═════ Recorded data ═════

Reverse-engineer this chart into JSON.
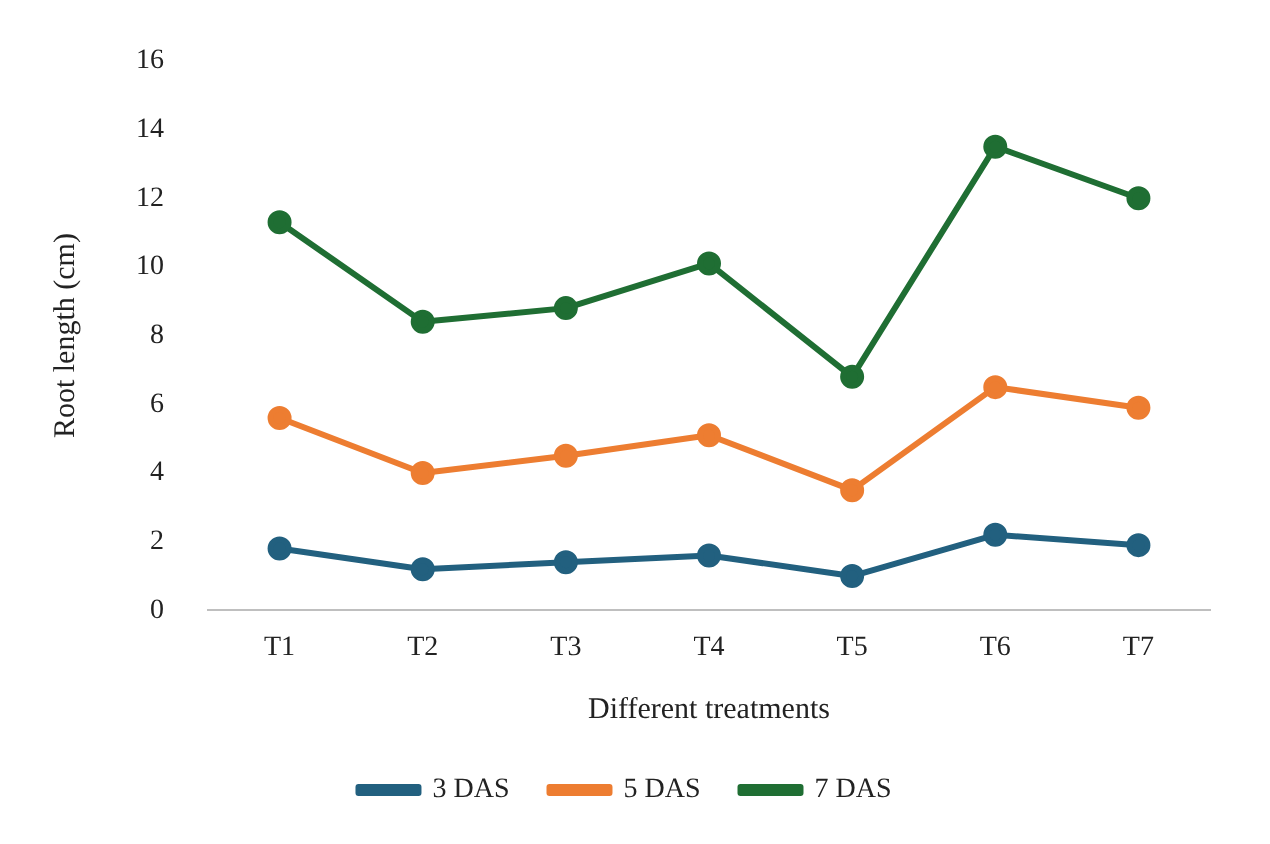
{
  "chart_data": {
    "type": "line",
    "xlabel": "Different treatments",
    "ylabel": "Root length (cm)",
    "categories": [
      "T1",
      "T2",
      "T3",
      "T4",
      "T5",
      "T6",
      "T7"
    ],
    "series": [
      {
        "name": "3 DAS",
        "color": "#22607f",
        "values": [
          1.8,
          1.2,
          1.4,
          1.6,
          1.0,
          2.2,
          1.9
        ]
      },
      {
        "name": "5 DAS",
        "color": "#ed7d31",
        "values": [
          5.6,
          4.0,
          4.5,
          5.1,
          3.5,
          6.5,
          5.9
        ]
      },
      {
        "name": "7 DAS",
        "color": "#1f6e33",
        "values": [
          11.3,
          8.4,
          8.8,
          10.1,
          6.8,
          13.5,
          12.0
        ]
      }
    ],
    "ylim": [
      0,
      16
    ],
    "yticks": [
      0,
      2,
      4,
      6,
      8,
      10,
      12,
      14,
      16
    ],
    "grid": false,
    "legend": "bottom",
    "marker": "circle",
    "line_style": "solid"
  }
}
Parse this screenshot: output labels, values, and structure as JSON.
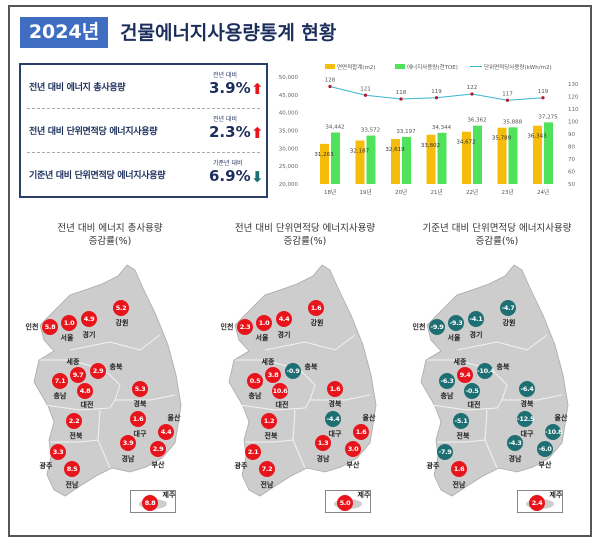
{
  "header": {
    "year": "2024년",
    "title": "건물에너지사용량통계 현황"
  },
  "summary": [
    {
      "label": "전년 대비 에너지 총사용량",
      "sub": "전년 대비",
      "value": "3.9%",
      "direction": "up"
    },
    {
      "label": "전년 대비 단위면적당 에너지사용량",
      "sub": "전년 대비",
      "value": "2.3%",
      "direction": "up"
    },
    {
      "label": "기준년 대비 단위면적당 에너지사용량",
      "sub": "기준년 대비",
      "value": "6.9%",
      "direction": "down"
    }
  ],
  "colors": {
    "up": "#e8141b",
    "down": "#1d6f73",
    "area": "#f5bd0a",
    "energy": "#4fe25a",
    "intensity": "#3bb6cf",
    "navy": "#1c2f5c"
  },
  "chart_data": {
    "type": "bar+line",
    "categories": [
      "18년",
      "19년",
      "20년",
      "21년",
      "22년",
      "23년",
      "24년"
    ],
    "series": [
      {
        "name": "연면적합계(m2)",
        "type": "bar",
        "axis": "left",
        "values": [
          31263,
          32187,
          32619,
          33802,
          34672,
          35789,
          36343
        ]
      },
      {
        "name": "에너지사용량(천TOE)",
        "type": "bar",
        "axis": "left",
        "values": [
          34442,
          33572,
          33197,
          34344,
          36362,
          35888,
          37275
        ]
      },
      {
        "name": "단위면적당사용량(kWh/m2)",
        "type": "line",
        "axis": "right",
        "values": [
          128,
          121,
          118,
          119,
          122,
          117,
          119
        ]
      }
    ],
    "left_ticks": [
      "50,000",
      "45,000",
      "40,000",
      "35,000",
      "30,000",
      "25,000",
      "20,000"
    ],
    "right_ticks": [
      "130",
      "120",
      "110",
      "100",
      "90",
      "80",
      "70",
      "60",
      "50"
    ],
    "ylim_left": [
      20000,
      50000
    ],
    "ylim_right": [
      50,
      130
    ],
    "legend": "top"
  },
  "maps": [
    {
      "title1": "전년 대비 에너지 총사용량",
      "title2": "증감률(%)",
      "values": {
        "인천": "5.8",
        "서울": "1.0",
        "경기": "4.9",
        "강원": "5.2",
        "세종": "9.7",
        "충북": "2.9",
        "충남": "7.1",
        "대전": "4.8",
        "경북": "5.3",
        "대구": "1.6",
        "울산": "4.4",
        "전북": "2.2",
        "경남": "3.9",
        "부산": "2.9",
        "광주": "3.3",
        "전남": "8.5",
        "제주": "8.8"
      }
    },
    {
      "title1": "전년 대비 단위면적당 에너지사용량",
      "title2": "증감률(%)",
      "values": {
        "인천": "2.3",
        "서울": "1.0",
        "경기": "4.4",
        "강원": "1.6",
        "세종": "3.8",
        "충북": "-0.9",
        "충남": "0.5",
        "대전": "10.6",
        "경북": "1.6",
        "대구": "-4.4",
        "울산": "1.6",
        "전북": "1.2",
        "경남": "1.3",
        "부산": "3.0",
        "광주": "2.1",
        "전남": "7.2",
        "제주": "5.0"
      }
    },
    {
      "title1": "기준년 대비 단위면적당 에너지사용량",
      "title2": "증감률(%)",
      "values": {
        "인천": "-9.9",
        "서울": "-9.3",
        "경기": "-4.1",
        "강원": "-4.7",
        "세종": "9.4",
        "충북": "-10.4",
        "충남": "-6.3",
        "대전": "-0.5",
        "경북": "-6.4",
        "대구": "-12.5",
        "울산": "-10.8",
        "전북": "-5.1",
        "경남": "-4.3",
        "부산": "-6.0",
        "광주": "-7.9",
        "전남": "1.6",
        "제주": "2.4"
      }
    }
  ]
}
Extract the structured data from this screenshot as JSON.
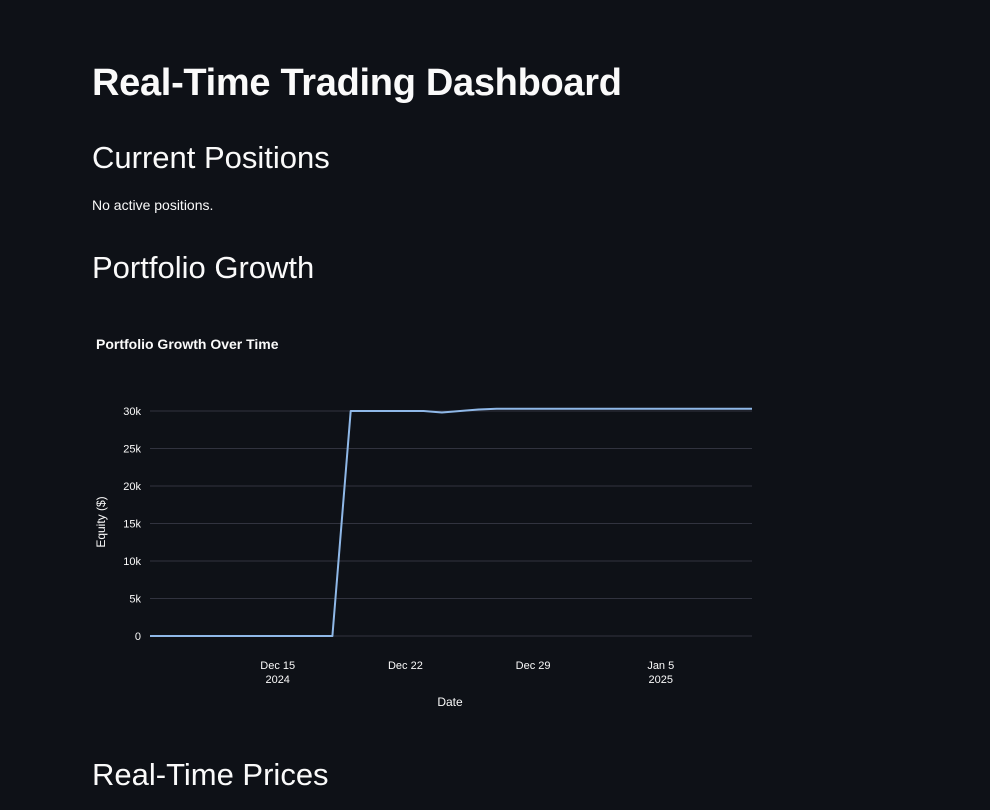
{
  "page": {
    "title": "Real-Time Trading Dashboard",
    "sections": {
      "positions": {
        "heading": "Current Positions",
        "message": "No active positions."
      },
      "growth": {
        "heading": "Portfolio Growth"
      },
      "prices": {
        "heading": "Real-Time Prices"
      }
    }
  },
  "colors": {
    "background": "#0e1117",
    "text": "#fafafa",
    "line": "#8fb8e8",
    "grid": "#31333f"
  },
  "chart_data": {
    "type": "line",
    "title": "Portfolio Growth Over Time",
    "xlabel": "Date",
    "ylabel": "Equity ($)",
    "xlim": [
      "2024-12-08",
      "2025-01-10"
    ],
    "ylim": [
      0,
      30000
    ],
    "x_ticks": [
      {
        "date": "2024-12-15",
        "label": "Dec 15",
        "sub": "2024"
      },
      {
        "date": "2024-12-22",
        "label": "Dec 22",
        "sub": ""
      },
      {
        "date": "2024-12-29",
        "label": "Dec 29",
        "sub": ""
      },
      {
        "date": "2025-01-05",
        "label": "Jan 5",
        "sub": "2025"
      }
    ],
    "y_ticks": [
      {
        "value": 0,
        "label": "0"
      },
      {
        "value": 5000,
        "label": "5k"
      },
      {
        "value": 10000,
        "label": "10k"
      },
      {
        "value": 15000,
        "label": "15k"
      },
      {
        "value": 20000,
        "label": "20k"
      },
      {
        "value": 25000,
        "label": "25k"
      },
      {
        "value": 30000,
        "label": "30k"
      }
    ],
    "grid": true,
    "series": [
      {
        "name": "",
        "x": [
          "2024-12-08",
          "2024-12-18",
          "2024-12-19",
          "2024-12-22",
          "2024-12-23",
          "2024-12-24",
          "2024-12-26",
          "2024-12-27",
          "2025-01-10"
        ],
        "values": [
          0,
          0,
          30000,
          30000,
          30000,
          29800,
          30200,
          30300,
          30300
        ]
      }
    ]
  }
}
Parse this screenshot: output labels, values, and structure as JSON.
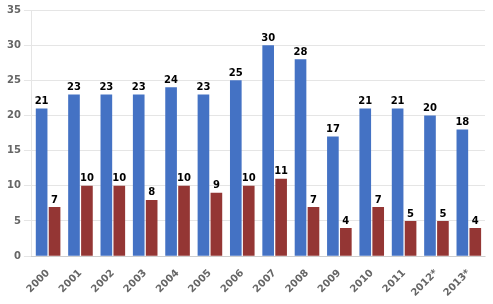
{
  "chart_data": {
    "type": "bar",
    "categories": [
      "2000",
      "2001",
      "2002",
      "2003",
      "2004",
      "2005",
      "2006",
      "2007",
      "2008",
      "2009",
      "2010",
      "2011",
      "2012*",
      "2013*"
    ],
    "series": [
      {
        "color": "#4472C4",
        "values": [
          21,
          23,
          23,
          23,
          24,
          23,
          25,
          30,
          28,
          17,
          21,
          21,
          20,
          18
        ]
      },
      {
        "color": "#943634",
        "values": [
          7,
          10,
          10,
          8,
          10,
          9,
          10,
          11,
          7,
          4,
          7,
          5,
          5,
          4
        ]
      }
    ],
    "ylim": [
      0,
      35
    ],
    "yticks": [
      0,
      5,
      10,
      15,
      20,
      25,
      30,
      35
    ],
    "grid": true,
    "data_labels": true
  }
}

═════

What to do:
Quote every record above exactly, leaving out the pictures.

Solution:
Reverse-engineer this chart into JSON.
{
  "chart_data": {
    "type": "line",
    "xlabel": "Different treatments",
    "ylabel": "Root length (cm)",
    "categories": [
      "T1",
      "T2",
      "T3",
      "T4",
      "T5",
      "T6",
      "T7"
    ],
    "series": [
      {
        "name": "3 DAS",
        "color": "#22607f",
        "values": [
          1.8,
          1.2,
          1.4,
          1.6,
          1.0,
          2.2,
          1.9
        ]
      },
      {
        "name": "5 DAS",
        "color": "#ed7d31",
        "values": [
          5.6,
          4.0,
          4.5,
          5.1,
          3.5,
          6.5,
          5.9
        ]
      },
      {
        "name": "7 DAS",
        "color": "#1f6e33",
        "values": [
          11.3,
          8.4,
          8.8,
          10.1,
          6.8,
          13.5,
          12.0
        ]
      }
    ],
    "ylim": [
      0,
      16
    ],
    "yticks": [
      0,
      2,
      4,
      6,
      8,
      10,
      12,
      14,
      16
    ],
    "grid": false,
    "legend": "bottom",
    "marker": "circle",
    "line_style": "solid"
  }
}
Parse this screenshot: output labels, values, and structure as JSON.
{
  "header": {
    "year": "2024년",
    "title": "건물에너지사용량통계 현황"
  },
  "summary": [
    {
      "label": "전년 대비 에너지 총사용량",
      "sub": "전년 대비",
      "value": "3.9%",
      "direction": "up"
    },
    {
      "label": "전년 대비 단위면적당 에너지사용량",
      "sub": "전년 대비",
      "value": "2.3%",
      "direction": "up"
    },
    {
      "label": "기준년 대비 단위면적당 에너지사용량",
      "sub": "기준년 대비",
      "value": "6.9%",
      "direction": "down"
    }
  ],
  "colors": {
    "up": "#e8141b",
    "down": "#1d6f73",
    "area": "#f5bd0a",
    "energy": "#4fe25a",
    "intensity": "#3bb6cf",
    "navy": "#1c2f5c"
  },
  "chart_data": {
    "type": "bar+line",
    "categories": [
      "18년",
      "19년",
      "20년",
      "21년",
      "22년",
      "23년",
      "24년"
    ],
    "series": [
      {
        "name": "연면적합계(m2)",
        "type": "bar",
        "axis": "left",
        "values": [
          31263,
          32187,
          32619,
          33802,
          34672,
          35789,
          36343
        ]
      },
      {
        "name": "에너지사용량(천TOE)",
        "type": "bar",
        "axis": "left",
        "values": [
          34442,
          33572,
          33197,
          34344,
          36362,
          35888,
          37275
        ]
      },
      {
        "name": "단위면적당사용량(kWh/m2)",
        "type": "line",
        "axis": "right",
        "values": [
          128,
          121,
          118,
          119,
          122,
          117,
          119
        ]
      }
    ],
    "left_ticks": [
      "50,000",
      "45,000",
      "40,000",
      "35,000",
      "30,000",
      "25,000",
      "20,000"
    ],
    "right_ticks": [
      "130",
      "120",
      "110",
      "100",
      "90",
      "80",
      "70",
      "60",
      "50"
    ],
    "ylim_left": [
      20000,
      50000
    ],
    "ylim_right": [
      50,
      130
    ],
    "legend": "top"
  },
  "maps": [
    {
      "title1": "전년 대비 에너지 총사용량",
      "title2": "증감률(%)",
      "values": {
        "인천": "5.8",
        "서울": "1.0",
        "경기": "4.9",
        "강원": "5.2",
        "세종": "9.7",
        "충북": "2.9",
        "충남": "7.1",
        "대전": "4.8",
        "경북": "5.3",
        "대구": "1.6",
        "울산": "4.4",
        "전북": "2.2",
        "경남": "3.9",
        "부산": "2.9",
        "광주": "3.3",
        "전남": "8.5",
        "제주": "8.8"
      }
    },
    {
      "title1": "전년 대비 단위면적당 에너지사용량",
      "title2": "증감률(%)",
      "values": {
        "인천": "2.3",
        "서울": "1.0",
        "경기": "4.4",
        "강원": "1.6",
        "세종": "3.8",
        "충북": "-0.9",
        "충남": "0.5",
        "대전": "10.6",
        "경북": "1.6",
        "대구": "-4.4",
        "울산": "1.6",
        "전북": "1.2",
        "경남": "1.3",
        "부산": "3.0",
        "광주": "2.1",
        "전남": "7.2",
        "제주": "5.0"
      }
    },
    {
      "title1": "기준년 대비 단위면적당 에너지사용량",
      "title2": "증감률(%)",
      "values": {
        "인천": "-9.9",
        "서울": "-9.3",
        "경기": "-4.1",
        "강원": "-4.7",
        "세종": "9.4",
        "충북": "-10.4",
        "충남": "-6.3",
        "대전": "-0.5",
        "경북": "-6.4",
        "대구": "-12.5",
        "울산": "-10.8",
        "전북": "-5.1",
        "경남": "-4.3",
        "부산": "-6.0",
        "광주": "-7.9",
        "전남": "1.6",
        "제주": "2.4"
      }
    }
  ]
}
Extract the structured data from this screenshot as JSON.
{
  "page": {
    "title": "Real-Time Trading Dashboard",
    "sections": {
      "positions": {
        "heading": "Current Positions",
        "message": "No active positions."
      },
      "growth": {
        "heading": "Portfolio Growth"
      },
      "prices": {
        "heading": "Real-Time Prices"
      }
    }
  },
  "colors": {
    "background": "#0e1117",
    "text": "#fafafa",
    "line": "#8fb8e8",
    "grid": "#31333f"
  },
  "chart_data": {
    "type": "line",
    "title": "Portfolio Growth Over Time",
    "xlabel": "Date",
    "ylabel": "Equity ($)",
    "xlim": [
      "2024-12-08",
      "2025-01-10"
    ],
    "ylim": [
      0,
      30000
    ],
    "x_ticks": [
      {
        "date": "2024-12-15",
        "label": "Dec 15",
        "sub": "2024"
      },
      {
        "date": "2024-12-22",
        "label": "Dec 22",
        "sub": ""
      },
      {
        "date": "2024-12-29",
        "label": "Dec 29",
        "sub": ""
      },
      {
        "date": "2025-01-05",
        "label": "Jan 5",
        "sub": "2025"
      }
    ],
    "y_ticks": [
      {
        "value": 0,
        "label": "0"
      },
      {
        "value": 5000,
        "label": "5k"
      },
      {
        "value": 10000,
        "label": "10k"
      },
      {
        "value": 15000,
        "label": "15k"
      },
      {
        "value": 20000,
        "label": "20k"
      },
      {
        "value": 25000,
        "label": "25k"
      },
      {
        "value": 30000,
        "label": "30k"
      }
    ],
    "grid": true,
    "series": [
      {
        "name": "",
        "x": [
          "2024-12-08",
          "2024-12-18",
          "2024-12-19",
          "2024-12-22",
          "2024-12-23",
          "2024-12-24",
          "2024-12-26",
          "2024-12-27",
          "2025-01-10"
        ],
        "values": [
          0,
          0,
          30000,
          30000,
          30000,
          29800,
          30200,
          30300,
          30300
        ]
      }
    ]
  }
}
Parse this screenshot: output labels, values, and structure as JSON.
{
  "chart_data": {
    "type": "bar",
    "categories": [
      "2000",
      "2001",
      "2002",
      "2003",
      "2004",
      "2005",
      "2006",
      "2007",
      "2008",
      "2009",
      "2010",
      "2011",
      "2012*",
      "2013*"
    ],
    "series": [
      {
        "color": "#4472C4",
        "values": [
          21,
          23,
          23,
          23,
          24,
          23,
          25,
          30,
          28,
          17,
          21,
          21,
          20,
          18
        ]
      },
      {
        "color": "#943634",
        "values": [
          7,
          10,
          10,
          8,
          10,
          9,
          10,
          11,
          7,
          4,
          7,
          5,
          5,
          4
        ]
      }
    ],
    "ylim": [
      0,
      35
    ],
    "yticks": [
      0,
      5,
      10,
      15,
      20,
      25,
      30,
      35
    ],
    "grid": true,
    "data_labels": true
  }
}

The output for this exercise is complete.